Data entries:
_ _ _ _ _
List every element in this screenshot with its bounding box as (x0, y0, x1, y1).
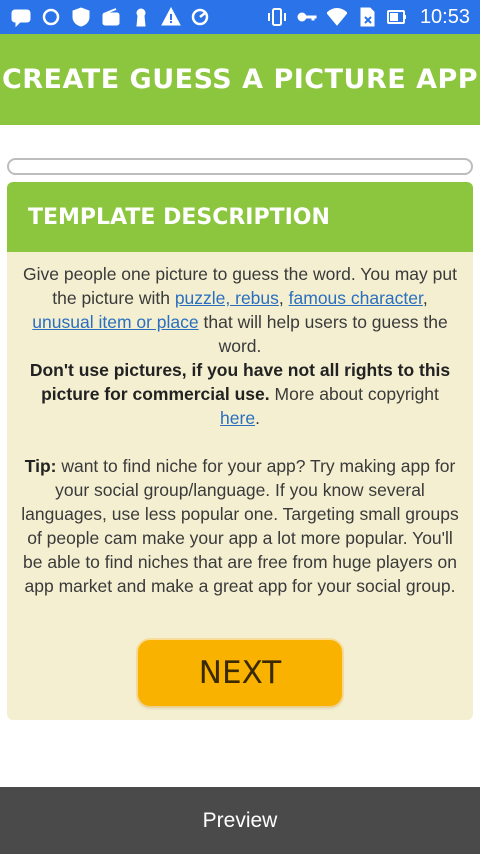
copyright-paragraph: Don't use pictures, if you have not all … (21, 358, 459, 430)
keyhole-icon (130, 6, 152, 28)
next-button[interactable]: NEXT (138, 640, 342, 706)
sync-icon (40, 6, 62, 28)
preview-button[interactable]: Preview (0, 787, 480, 854)
description-paragraph: Give people one picture to guess the wor… (21, 262, 459, 358)
wifi-icon (326, 6, 348, 28)
copyright-here-link[interactable]: here (220, 408, 255, 428)
radio-icon (100, 6, 122, 28)
no-sim-icon (356, 6, 378, 28)
description-text-2: that will help users to guess the word. (198, 312, 448, 356)
card-header: TEMPLATE DESCRIPTION (7, 182, 473, 252)
card-title: TEMPLATE DESCRIPTION (28, 204, 330, 230)
vibrate-icon (266, 6, 288, 28)
tip-paragraph: Tip: want to find niche for your app? Tr… (21, 454, 459, 598)
card-body: Give people one picture to guess the wor… (7, 252, 473, 598)
tip-label: Tip: (24, 456, 57, 476)
download-speed-icon (190, 6, 212, 28)
status-time: 10:53 (419, 5, 470, 28)
status-bar: 10:53 (0, 0, 480, 34)
battery-icon (386, 6, 408, 28)
key-icon (296, 6, 318, 28)
unusual-item-link[interactable]: unusual item or place (32, 312, 198, 332)
app-header: CREATE GUESS A PICTURE APP (0, 34, 480, 125)
comma-1: , (278, 288, 289, 308)
progress-bar (7, 158, 473, 175)
copyright-period: . (255, 408, 260, 428)
template-description-card: TEMPLATE DESCRIPTION Give people one pic… (7, 182, 473, 720)
tip-text: want to find niche for your app? Try mak… (21, 456, 459, 596)
status-icons-left (10, 6, 212, 28)
famous-character-link[interactable]: famous character (289, 288, 423, 308)
warning-icon (160, 6, 182, 28)
status-icons-right: 10:53 (266, 6, 470, 29)
page-title: CREATE GUESS A PICTURE APP (1, 64, 479, 95)
message-icon (10, 6, 32, 28)
shield-icon (70, 6, 92, 28)
puzzle-rebus-link[interactable]: puzzle, rebus (175, 288, 279, 308)
copyright-text: More about copyright (269, 384, 439, 404)
comma-2: , (422, 288, 428, 308)
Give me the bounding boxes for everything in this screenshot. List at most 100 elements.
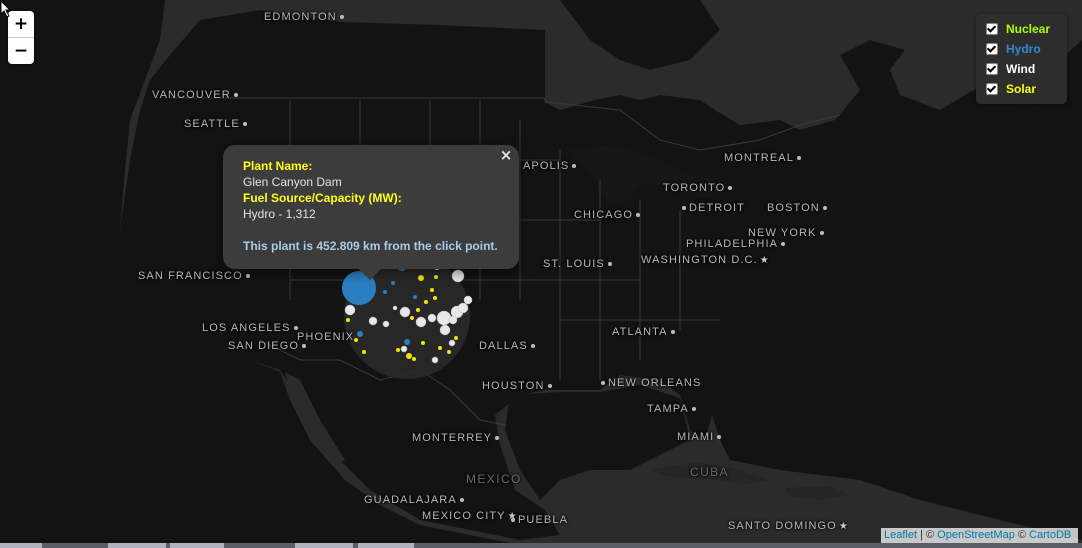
taskbar-item[interactable] [0, 543, 42, 548]
wind-plant-marker[interactable] [457, 302, 469, 314]
city-label-puebla: PUEBLA [508, 514, 568, 526]
city-name: PUEBLA [518, 514, 569, 526]
solar-plant-marker[interactable] [424, 300, 428, 304]
solar-plant-marker[interactable] [454, 336, 458, 340]
hydro-plant-marker[interactable] [383, 290, 387, 294]
solar-plant-marker[interactable] [434, 275, 438, 279]
popup-distance: This plant is 452.809 km from the click … [243, 239, 498, 253]
city-dot-icon [670, 330, 675, 335]
zoom-control: + − [8, 11, 34, 64]
solar-plant-marker[interactable] [396, 348, 400, 352]
taskbar-item[interactable] [295, 543, 353, 548]
popup-fuel-key: Fuel Source/Capacity (MW): [243, 191, 402, 205]
wind-plant-marker[interactable] [368, 316, 378, 326]
nuclear-checkbox[interactable] [986, 23, 998, 35]
attribution: Leaflet | © OpenStreetMap © CartoDB [881, 528, 1078, 543]
city-dot-icon [242, 122, 247, 127]
solar-plant-marker[interactable] [410, 316, 414, 320]
zoom-out-button[interactable]: − [8, 37, 34, 64]
hydro-checkbox[interactable] [986, 43, 998, 55]
capital-star-icon: ★ [838, 521, 849, 532]
popup-name-key: Plant Name: [243, 159, 313, 173]
city-dot-icon [547, 384, 552, 389]
wind-checkbox[interactable] [986, 63, 998, 75]
wind-plant-marker[interactable] [427, 313, 437, 323]
wind-plant-marker[interactable] [448, 315, 458, 325]
hydro-plant-marker[interactable] [357, 331, 363, 337]
city-name: MIAMI [677, 431, 715, 443]
city-label-washington: WASHINGTON D.C. ★ [641, 254, 772, 266]
city-name: HOUSTON [482, 380, 545, 392]
hydro-plant-marker[interactable] [413, 295, 417, 299]
city-dot-icon [607, 262, 612, 267]
solar-plant-marker[interactable] [421, 341, 425, 345]
solar-plant-marker[interactable] [346, 318, 350, 322]
city-label-tampa: TAMPA [647, 403, 699, 415]
city-label-edmonton: EDMONTON [264, 11, 347, 23]
wind-plant-marker[interactable] [344, 304, 356, 316]
city-label-guadalajara: GUADALAJARA [364, 494, 467, 506]
popup-name-value: Glen Canyon Dam [243, 175, 342, 189]
map[interactable]: EDMONTON VANCOUVER SEATTLE MONTREAL TORONTO D… [0, 0, 1082, 548]
leaflet-link[interactable]: Leaflet [884, 529, 917, 541]
wind-plant-marker[interactable] [399, 306, 411, 318]
osm-link[interactable]: OpenStreetMap [937, 529, 1015, 541]
layer-nuclear[interactable]: Nuclear [986, 21, 1050, 37]
city-label-minneapolis: APOLIS [523, 160, 579, 172]
city-name: BOSTON [767, 202, 820, 214]
city-dot-icon [530, 344, 535, 349]
solar-plant-marker[interactable] [447, 350, 451, 354]
carto-link[interactable]: CartoDB [1029, 529, 1071, 541]
popup-close-button[interactable]: × [499, 147, 513, 163]
hydro-plant-marker[interactable] [391, 281, 395, 285]
city-label-toronto: TORONTO [663, 182, 735, 194]
city-name: MONTREAL [724, 152, 794, 164]
city-label-detroit: DETROIT [679, 202, 745, 214]
city-dot-icon [636, 213, 641, 218]
solar-plant-marker[interactable] [362, 350, 366, 354]
wind-plant-marker[interactable] [431, 356, 439, 364]
city-dot-icon [302, 344, 307, 349]
wind-plant-marker[interactable] [436, 310, 452, 326]
wind-plant-marker[interactable] [439, 324, 451, 336]
city-dot-icon [819, 231, 824, 236]
solar-checkbox[interactable] [986, 83, 998, 95]
layer-wind[interactable]: Wind [986, 61, 1035, 77]
taskbar-item[interactable] [170, 543, 224, 548]
solar-plant-marker[interactable] [433, 296, 437, 300]
taskbar-item[interactable] [108, 543, 166, 548]
solar-plant-marker[interactable] [412, 357, 416, 361]
wind-plant-marker[interactable] [448, 339, 456, 347]
city-label-seattle: SEATTLE [184, 118, 250, 130]
solar-plant-marker[interactable] [354, 338, 358, 342]
city-dot-icon [691, 407, 696, 412]
wind-plant-marker[interactable] [400, 345, 408, 353]
city-name: TORONTO [663, 182, 726, 194]
wind-plant-marker[interactable] [392, 305, 398, 311]
solar-plant-marker[interactable] [438, 346, 442, 350]
layer-control: Nuclear Hydro Wind Solar [976, 14, 1067, 104]
hydro-plant-marker[interactable] [404, 339, 410, 345]
city-label-phoenix: PHOENIX [297, 331, 354, 343]
city-label-dallas: DALLAS [479, 340, 538, 352]
city-name: CHICAGO [574, 209, 634, 221]
wind-plant-marker[interactable] [382, 320, 390, 328]
solar-plant-marker[interactable] [416, 308, 420, 312]
city-name: MEXICO CITY [422, 510, 506, 522]
city-name: SAN DIEGO [228, 340, 300, 352]
solar-plant-marker[interactable] [430, 288, 434, 292]
layer-solar[interactable]: Solar [986, 81, 1036, 97]
wind-plant-marker[interactable] [451, 269, 465, 283]
mouse-cursor-icon [0, 0, 12, 18]
solar-plant-marker[interactable] [406, 353, 412, 359]
taskbar-item[interactable] [358, 543, 414, 548]
city-label-chicago: CHICAGO [574, 209, 643, 221]
wind-plant-marker[interactable] [415, 316, 427, 328]
solar-plant-marker[interactable] [418, 275, 424, 281]
city-dot-icon [339, 15, 344, 20]
wind-plant-marker[interactable] [463, 295, 473, 305]
city-name: MONTERREY [412, 432, 493, 444]
layer-hydro[interactable]: Hydro [986, 41, 1041, 57]
layer-label-solar: Solar [1006, 82, 1037, 96]
city-name: SANTO DOMINGO [728, 520, 837, 532]
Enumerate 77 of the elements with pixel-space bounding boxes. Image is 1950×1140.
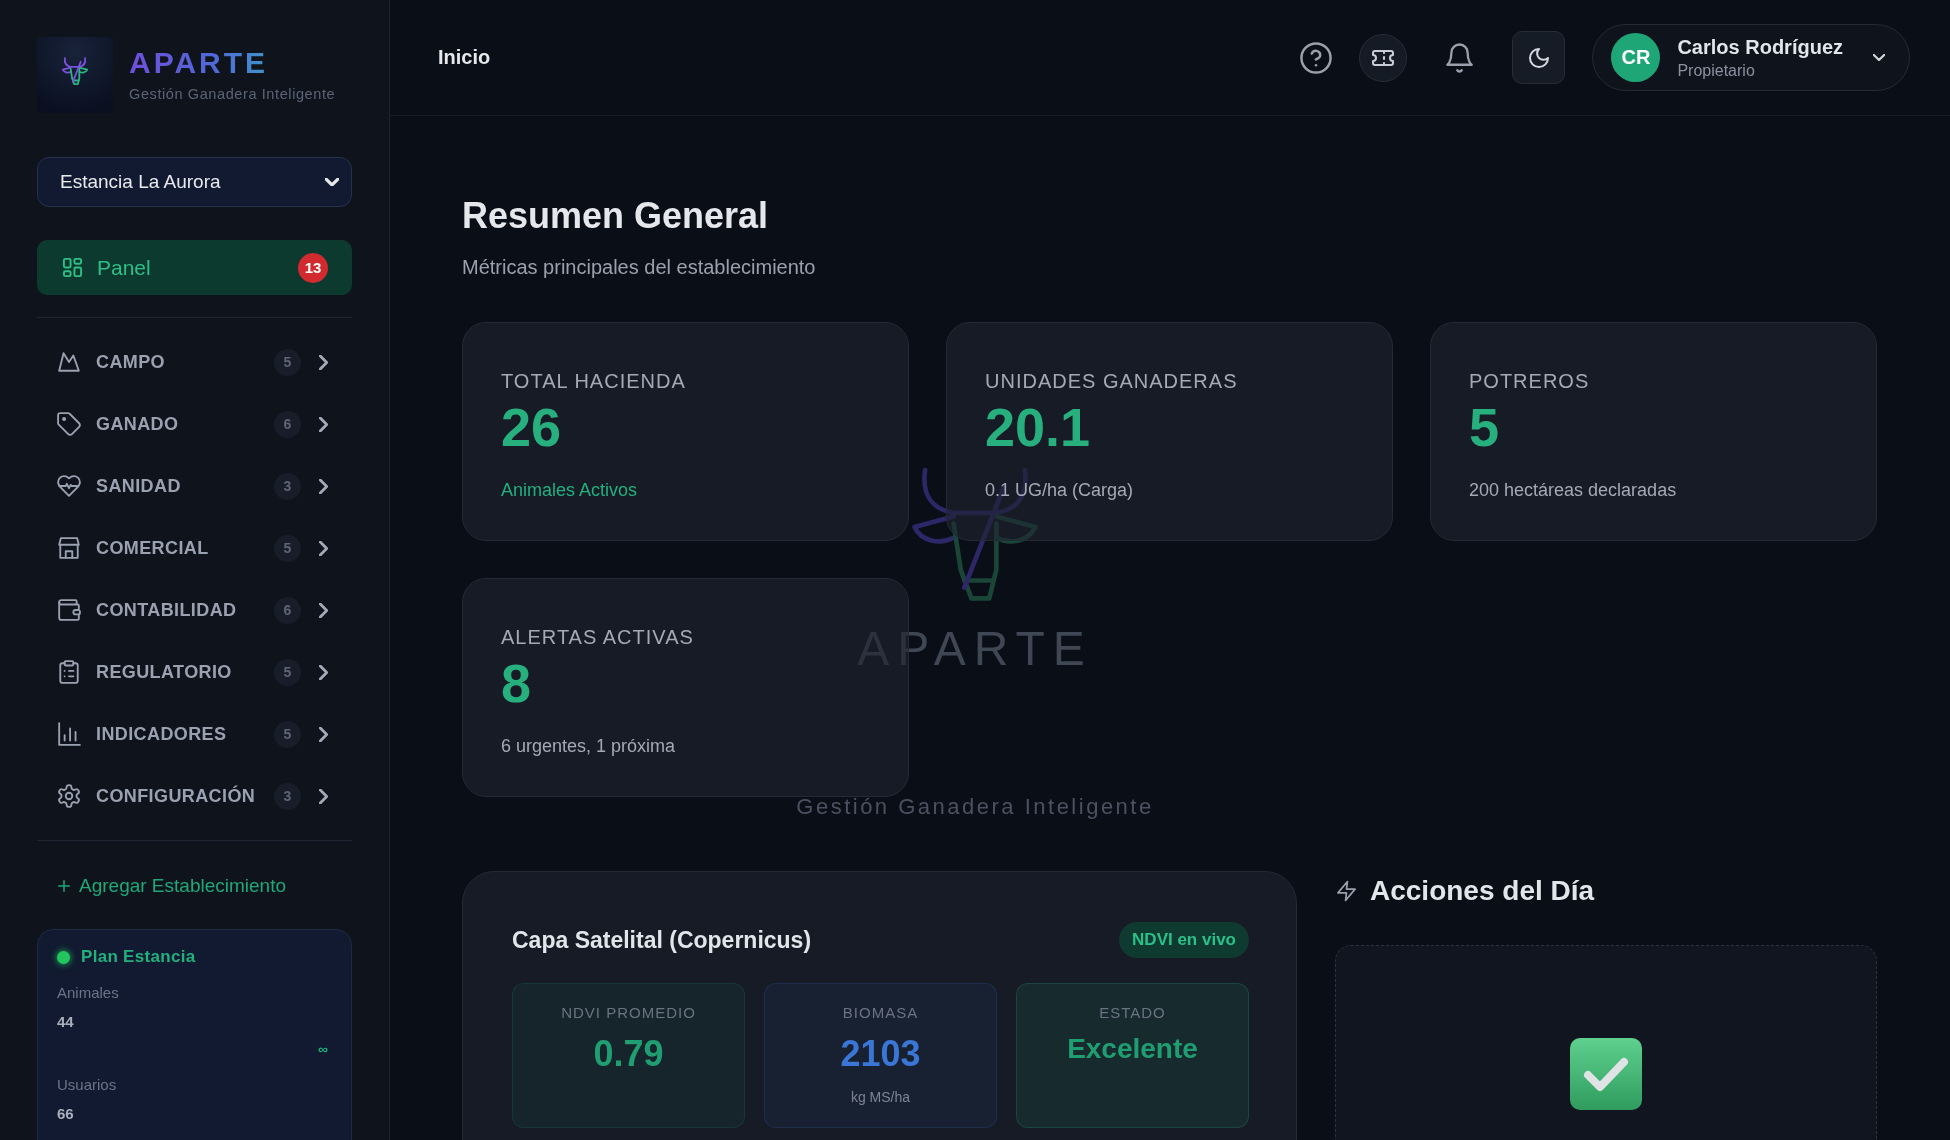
status-value: Excelente	[1067, 1032, 1198, 1066]
nav-item[interactable]: CONTABILIDAD 6	[37, 585, 352, 635]
nav-item[interactable]: Panel 13	[37, 240, 352, 295]
usage-value: 66	[57, 1104, 75, 1124]
settings-icon	[57, 784, 81, 808]
nav-item[interactable]: REGULATORIO 5	[37, 647, 352, 697]
notification-count: 13	[298, 252, 328, 283]
section-title: Acciones del Día	[1370, 875, 1595, 907]
item-count: 3	[274, 782, 301, 810]
stat-label: TOTAL HACIENDA	[501, 369, 687, 393]
nav-item[interactable]: INDICADORES 5	[37, 709, 352, 759]
stat-note: 0.1 UG/ha (Carga)	[985, 479, 1135, 501]
stat-value: 5	[1469, 397, 1501, 457]
nav-item[interactable]: CAMPO 5	[37, 337, 352, 387]
usage-label: Animales	[57, 983, 120, 1003]
stat-label: POTREROS	[1469, 369, 1591, 393]
plan-title: Plan Estancia	[81, 947, 196, 967]
store-icon	[57, 536, 81, 560]
bull-logo-icon	[37, 37, 113, 113]
check-icon	[1570, 1038, 1642, 1110]
usage-label: Usuarios	[57, 1075, 118, 1095]
clipboard-icon	[57, 660, 81, 684]
metric-value: 0.79	[593, 1032, 664, 1076]
mountain-icon	[57, 350, 81, 374]
ticket-icon	[1372, 49, 1395, 66]
stat-label: ALERTAS ACTIVAS	[501, 625, 695, 649]
metric-label: ESTADO	[1099, 1004, 1166, 1022]
user-role: Propietario	[1677, 60, 1755, 81]
bell-icon[interactable]	[1446, 42, 1474, 73]
usage-limit: ∞	[318, 1041, 328, 1057]
plus-icon	[58, 880, 70, 892]
item-count: 5	[274, 658, 301, 686]
tag-icon	[57, 412, 81, 436]
nav-item[interactable]: SANIDAD 3	[37, 461, 352, 511]
user-name: Carlos Rodríguez	[1677, 34, 1843, 59]
item-count: 5	[274, 348, 301, 376]
wallet-icon	[57, 598, 81, 622]
chevron-down-icon	[325, 178, 339, 186]
theme-toggle-button[interactable]	[1512, 31, 1566, 84]
bar-chart-icon	[57, 722, 81, 746]
metric-unit: kg MS/ha	[850, 1088, 911, 1106]
lightning-icon	[1337, 880, 1356, 902]
help-icon[interactable]	[1300, 41, 1333, 74]
card-title: Capa Satelital (Copernicus)	[512, 926, 812, 954]
add-establishment-link[interactable]: Agregar Establecimiento	[37, 874, 352, 898]
stat-note: Animales Activos	[501, 479, 639, 501]
stat-value: 20.1	[985, 397, 1092, 457]
establishment-select[interactable]: Estancia La Aurora	[37, 157, 352, 207]
stat-note: 200 hectáreas declaradas	[1469, 479, 1678, 501]
user-avatar: CR	[1611, 33, 1661, 82]
app-tagline: Gestión Ganadera Inteligente	[129, 85, 336, 104]
moon-icon	[1528, 47, 1549, 68]
page-title: Resumen General	[462, 194, 770, 238]
stat-label: UNIDADES GANADERAS	[985, 369, 1239, 393]
page-breadcrumb: Inicio	[438, 46, 491, 69]
watermark-tagline: Gestión Ganadera Inteligente	[796, 793, 1154, 821]
item-count: 3	[274, 472, 301, 500]
dashboard-icon	[62, 257, 83, 278]
nav-item[interactable]: GANADO 6	[37, 399, 352, 449]
user-menu-button[interactable]: CR Carlos Rodríguez Propietario	[1592, 24, 1910, 91]
heart-pulse-icon	[57, 474, 81, 498]
stat-value: 26	[501, 397, 563, 457]
stat-note: 6 urgentes, 1 próxima	[501, 735, 677, 757]
live-status-pill: NDVI en vivo	[1119, 922, 1249, 958]
stat-value: 8	[501, 653, 533, 713]
item-count: 6	[274, 596, 301, 624]
chevron-down-icon	[1873, 54, 1885, 61]
item-count: 5	[274, 534, 301, 562]
nav-item[interactable]: COMERCIAL 5	[37, 523, 352, 573]
metric-label: NDVI PROMEDIO	[561, 1004, 696, 1022]
metric-value: 2103	[840, 1032, 921, 1076]
item-count: 6	[274, 410, 301, 438]
metric-label: BIOMASA	[842, 1004, 919, 1022]
usage-value: 44	[57, 1012, 75, 1032]
page-subtitle: Métricas principales del establecimiento	[462, 255, 817, 280]
nav-item[interactable]: CONFIGURACIÓN 3	[37, 771, 352, 821]
item-count: 5	[274, 720, 301, 748]
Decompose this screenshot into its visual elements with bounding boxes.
_ _ _ _ _
What the task asks:
Arrange the rows above as a JSON list of strings, one string per line, starting with the line that contains "taskbar-item[interactable] [0, 543, 42, 548]" and going on through the line that contains "solar-plant-marker[interactable] [454, 336, 458, 340]". Leave out any blank lines.

Solution for this exercise:
[
  "taskbar-item[interactable] [0, 543, 42, 548]",
  "wind-plant-marker[interactable] [457, 302, 469, 314]",
  "city-label-puebla: PUEBLA [508, 514, 568, 526]",
  "city-name: PUEBLA [518, 514, 569, 526]",
  "solar-plant-marker[interactable] [424, 300, 428, 304]",
  "solar-plant-marker[interactable] [454, 336, 458, 340]"
]